[What to do] Write the line that includes "Type out the text in this image." and all subsequent lines, exactly as written, and nothing more.

• • •

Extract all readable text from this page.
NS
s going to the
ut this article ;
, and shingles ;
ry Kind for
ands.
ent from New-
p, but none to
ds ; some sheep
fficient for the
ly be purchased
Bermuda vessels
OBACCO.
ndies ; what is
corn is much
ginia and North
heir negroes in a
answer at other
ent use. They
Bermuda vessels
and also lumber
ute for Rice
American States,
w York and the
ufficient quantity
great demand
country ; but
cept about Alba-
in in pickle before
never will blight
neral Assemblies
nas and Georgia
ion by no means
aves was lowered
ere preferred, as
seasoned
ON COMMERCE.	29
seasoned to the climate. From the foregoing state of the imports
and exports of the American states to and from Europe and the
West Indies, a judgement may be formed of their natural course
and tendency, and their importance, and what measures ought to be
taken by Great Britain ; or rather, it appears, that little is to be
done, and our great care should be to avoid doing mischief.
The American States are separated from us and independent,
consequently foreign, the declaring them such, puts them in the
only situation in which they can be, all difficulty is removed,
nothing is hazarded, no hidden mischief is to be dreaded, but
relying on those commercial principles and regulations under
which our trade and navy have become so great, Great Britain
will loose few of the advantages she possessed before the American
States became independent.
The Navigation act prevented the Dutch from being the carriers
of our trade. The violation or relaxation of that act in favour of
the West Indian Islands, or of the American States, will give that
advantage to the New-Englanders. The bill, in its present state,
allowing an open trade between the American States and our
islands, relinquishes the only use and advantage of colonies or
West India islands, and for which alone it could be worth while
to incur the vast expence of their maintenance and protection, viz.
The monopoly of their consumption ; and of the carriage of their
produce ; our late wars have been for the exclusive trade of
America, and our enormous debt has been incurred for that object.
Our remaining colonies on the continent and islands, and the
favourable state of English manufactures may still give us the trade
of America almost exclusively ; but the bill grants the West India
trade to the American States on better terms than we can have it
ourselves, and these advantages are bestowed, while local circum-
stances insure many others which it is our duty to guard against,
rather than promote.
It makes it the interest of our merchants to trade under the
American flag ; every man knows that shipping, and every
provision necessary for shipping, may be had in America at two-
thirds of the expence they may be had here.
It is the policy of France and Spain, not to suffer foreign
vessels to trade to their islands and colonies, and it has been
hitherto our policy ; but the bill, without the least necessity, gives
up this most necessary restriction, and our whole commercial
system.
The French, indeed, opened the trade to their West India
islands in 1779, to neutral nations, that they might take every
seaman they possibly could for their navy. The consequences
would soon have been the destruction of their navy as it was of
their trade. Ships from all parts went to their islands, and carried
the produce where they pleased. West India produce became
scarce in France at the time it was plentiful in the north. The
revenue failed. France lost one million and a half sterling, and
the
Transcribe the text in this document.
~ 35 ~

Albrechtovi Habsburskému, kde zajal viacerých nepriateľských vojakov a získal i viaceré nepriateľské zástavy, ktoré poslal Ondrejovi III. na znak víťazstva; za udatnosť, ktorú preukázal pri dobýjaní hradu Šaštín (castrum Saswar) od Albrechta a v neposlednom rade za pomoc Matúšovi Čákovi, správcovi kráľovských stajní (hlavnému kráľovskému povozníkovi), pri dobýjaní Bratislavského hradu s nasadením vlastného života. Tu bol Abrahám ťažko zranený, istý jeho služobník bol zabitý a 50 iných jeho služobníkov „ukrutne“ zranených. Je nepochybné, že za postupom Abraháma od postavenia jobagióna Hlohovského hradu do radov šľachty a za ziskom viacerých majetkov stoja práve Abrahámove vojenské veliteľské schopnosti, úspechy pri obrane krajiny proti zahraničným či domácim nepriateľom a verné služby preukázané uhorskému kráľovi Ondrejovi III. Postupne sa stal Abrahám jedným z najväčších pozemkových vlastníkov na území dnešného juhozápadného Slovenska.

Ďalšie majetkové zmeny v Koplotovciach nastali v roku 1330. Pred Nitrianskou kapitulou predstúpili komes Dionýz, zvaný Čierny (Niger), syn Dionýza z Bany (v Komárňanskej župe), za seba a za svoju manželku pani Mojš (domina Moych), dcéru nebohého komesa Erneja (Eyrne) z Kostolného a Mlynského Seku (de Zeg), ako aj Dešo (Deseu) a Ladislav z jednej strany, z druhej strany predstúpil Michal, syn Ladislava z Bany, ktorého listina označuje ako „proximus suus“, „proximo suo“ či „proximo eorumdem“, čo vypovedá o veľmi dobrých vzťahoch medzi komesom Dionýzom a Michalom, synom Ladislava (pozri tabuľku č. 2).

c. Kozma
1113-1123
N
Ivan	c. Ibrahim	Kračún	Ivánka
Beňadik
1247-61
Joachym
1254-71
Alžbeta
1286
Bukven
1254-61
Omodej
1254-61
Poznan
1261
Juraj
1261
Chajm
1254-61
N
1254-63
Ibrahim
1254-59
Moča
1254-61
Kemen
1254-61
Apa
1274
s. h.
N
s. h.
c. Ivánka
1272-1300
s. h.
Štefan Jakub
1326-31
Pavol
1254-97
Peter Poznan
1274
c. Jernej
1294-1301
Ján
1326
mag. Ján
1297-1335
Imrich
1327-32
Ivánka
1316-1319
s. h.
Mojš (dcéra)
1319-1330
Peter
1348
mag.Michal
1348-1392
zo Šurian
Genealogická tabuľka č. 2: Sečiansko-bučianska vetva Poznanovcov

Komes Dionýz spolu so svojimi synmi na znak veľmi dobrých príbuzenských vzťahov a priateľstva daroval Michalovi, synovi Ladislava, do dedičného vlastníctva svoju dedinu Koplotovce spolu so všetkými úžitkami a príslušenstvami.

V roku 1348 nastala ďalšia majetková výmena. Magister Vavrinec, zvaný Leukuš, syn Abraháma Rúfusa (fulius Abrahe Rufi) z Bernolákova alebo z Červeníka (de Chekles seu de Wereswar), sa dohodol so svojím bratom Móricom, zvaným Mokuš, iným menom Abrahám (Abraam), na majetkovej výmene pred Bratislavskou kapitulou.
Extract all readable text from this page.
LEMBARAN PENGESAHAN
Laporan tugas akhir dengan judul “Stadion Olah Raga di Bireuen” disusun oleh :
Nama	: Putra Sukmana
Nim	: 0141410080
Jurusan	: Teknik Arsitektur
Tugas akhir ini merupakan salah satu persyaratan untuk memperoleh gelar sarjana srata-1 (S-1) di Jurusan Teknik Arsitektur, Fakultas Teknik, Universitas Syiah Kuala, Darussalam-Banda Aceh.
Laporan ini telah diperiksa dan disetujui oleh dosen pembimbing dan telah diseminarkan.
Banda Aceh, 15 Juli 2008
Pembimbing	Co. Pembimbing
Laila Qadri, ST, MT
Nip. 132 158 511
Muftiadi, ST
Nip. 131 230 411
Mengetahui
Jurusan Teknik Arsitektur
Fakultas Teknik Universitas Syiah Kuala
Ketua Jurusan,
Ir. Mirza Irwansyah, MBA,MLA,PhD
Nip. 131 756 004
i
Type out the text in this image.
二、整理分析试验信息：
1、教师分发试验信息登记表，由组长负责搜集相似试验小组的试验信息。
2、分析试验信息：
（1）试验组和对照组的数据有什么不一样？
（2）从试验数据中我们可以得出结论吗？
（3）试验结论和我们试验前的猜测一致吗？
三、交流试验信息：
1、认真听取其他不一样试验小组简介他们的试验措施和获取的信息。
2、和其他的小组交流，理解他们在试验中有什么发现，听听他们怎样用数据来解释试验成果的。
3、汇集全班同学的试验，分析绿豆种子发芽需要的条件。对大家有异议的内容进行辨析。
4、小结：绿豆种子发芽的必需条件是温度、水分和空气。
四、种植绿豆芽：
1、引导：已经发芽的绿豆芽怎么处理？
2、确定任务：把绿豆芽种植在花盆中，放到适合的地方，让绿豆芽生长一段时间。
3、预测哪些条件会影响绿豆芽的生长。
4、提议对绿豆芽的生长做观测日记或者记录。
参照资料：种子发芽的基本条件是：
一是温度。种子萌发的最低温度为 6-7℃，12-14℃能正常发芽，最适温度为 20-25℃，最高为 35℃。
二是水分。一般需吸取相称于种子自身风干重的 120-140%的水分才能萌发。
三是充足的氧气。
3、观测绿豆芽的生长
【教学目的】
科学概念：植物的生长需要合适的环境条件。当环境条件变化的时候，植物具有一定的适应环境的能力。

• • •

[In response]
Type out the text in this image.
二、整理分析试验信息：
1、教师分发试验信息登记表，由组长负责搜集相似试验小组的试验信息。
2、分析试验信息：
（1）试验组和对照组的数据有什么不一样？
（2）从试验数据中我们可以得出结论吗？
（3）试验结论和我们试验前的猜测一致吗？
三、交流试验信息：
1、认真听取其他不一样试验小组简介他们的试验措施和获取的信息。
2、和其他的小组交流，理解他们在试验中有什么发现，听听他们怎样用数据来解释试验成果的。
3、汇集全班同学的试验，分析绿豆种子发芽需要的条件。对大家有异议的内容进行辨析。
4、小结：绿豆种子发芽的必需条件是温度、水分和空气。
四、种植绿豆芽：
1、引导：已经发芽的绿豆芽怎么处理？
2、确定任务：把绿豆芽种植在花盆中，放到适合的地方，让绿豆芽生长一段时间。
3、预测哪些条件会影响绿豆芽的生长。
4、提议对绿豆芽的生长做观测日记或者记录。
参照资料：种子发芽的基本条件是：
一是温度。种子萌发的最低温度为 6-7℃，12-14℃能正常发芽，最适温度为 20-25℃，最高为 35℃。
二是水分。一般需吸取相称于种子自身风干重的 120-140%的水分才能萌发。
三是充足的氧气。
3、观测绿豆芽的生长
【教学目的】
科学概念：植物的生长需要合适的环境条件。当环境条件变化的时候，植物具有一定的适应环境的能力。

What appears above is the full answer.